Extracted records:
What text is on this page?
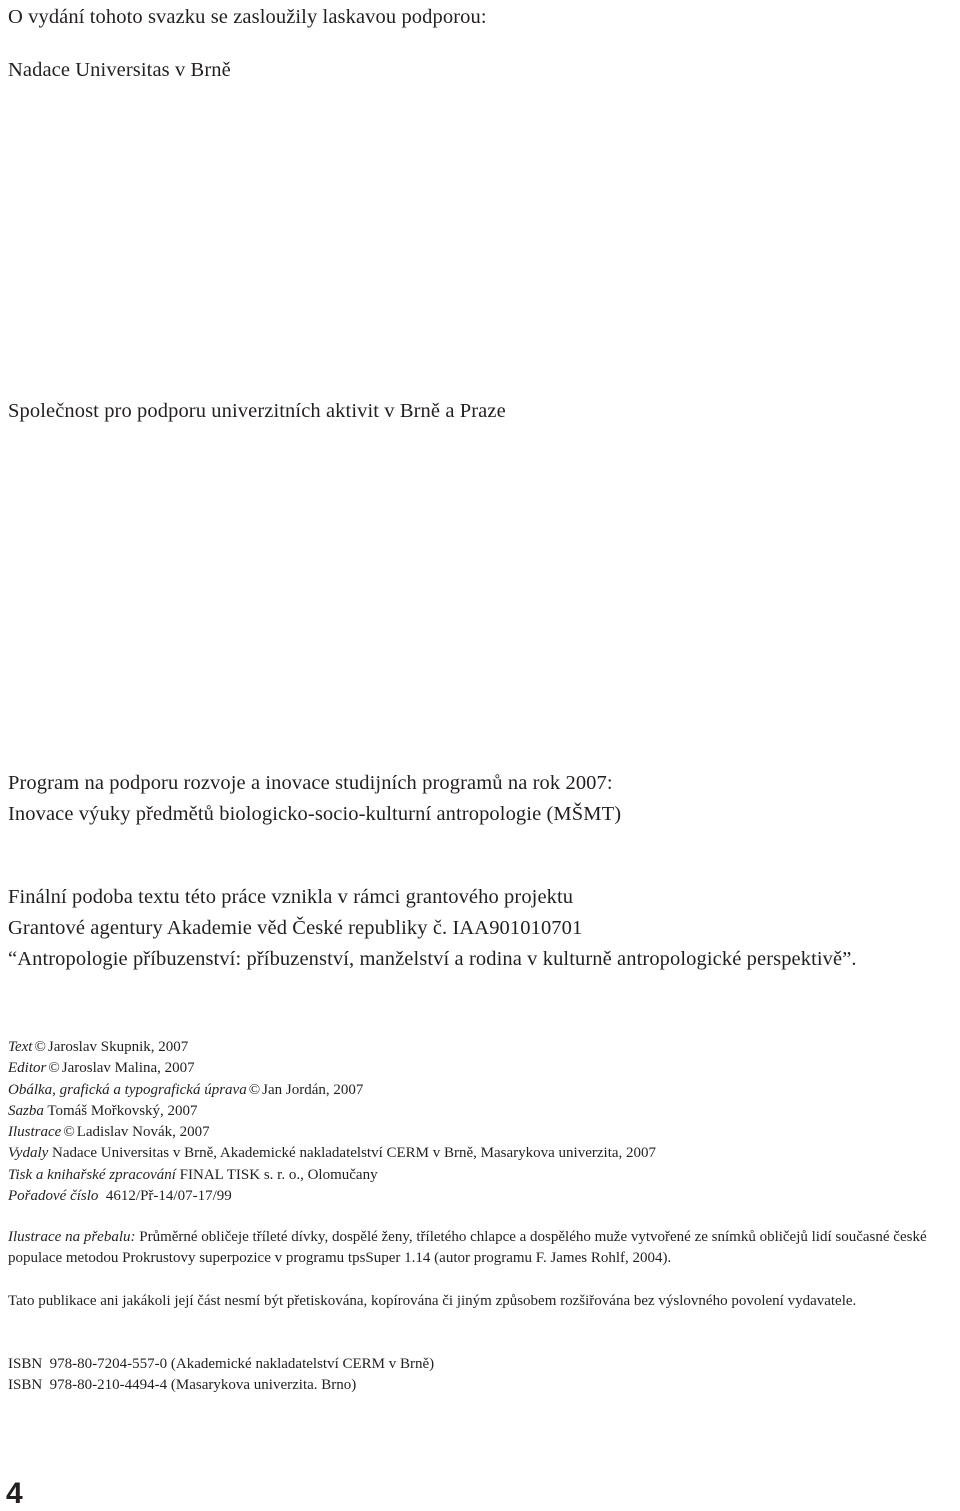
O vydání tohoto svazku se zasloužily laskavou podporou:

Nadace Universitas v Brně

Společnost pro podporu univerzitních aktivit v Brně a Praze

Program na podporu rozvoje a inovace studijních programů na rok 2007:
Inovace výuky předmětů biologicko-socio-kulturní antropologie (MŠMT)
Finální podoba textu této práce vznikla v rámci grantového projektu
Grantové agentury Akademie věd České republiky č. IAA901010701
“Antropologie příbuzenství: příbuzenství, manželství a rodina v kulturně antropologické perspektivě”.
Text © Jaroslav Skupnik, 2007
Editor © Jaroslav Malina, 2007
Obálka, grafická a typografická úprava © Jan Jordán, 2007
Sazba Tomáš Mořkovský, 2007
Ilustrace © Ladislav Novák, 2007
Vydaly Nadace Universitas v Brně, Akademické nakladatelství CERM v Brně, Masarykova univerzita, 2007
Tisk a knihařské zpracování FINAL TISK s. r. o., Olomučany
Pořadové číslo 4612/Př-14/07-17/99

Ilustrace na přebalu: Průměrné obličeje tříleté dívky, dospělé ženy, tříletého chlapce a dospělého muže vytvořené ze snímků obličejů lidí současné české populace metodou Prokrustovy superpozice v programu tpsSuper 1.14 (autor programu F. James Rohlf, 2004).

Tato publikace ani jakákoli její část nesmí být přetiskována, kopírována či jiným způsobem rozšiřována bez výslovného povolení vydavatele.

ISBN  978-80-7204-557-0 (Akademické nakladatelství CERM v Brně)
ISBN  978-80-210-4494-4 (Masarykova univerzita. Brno)

4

THE PROBLEM:
Lines that include the word "Nadace" — how many are there in the data? Answer with the number alone.

RESULT BELOW:
2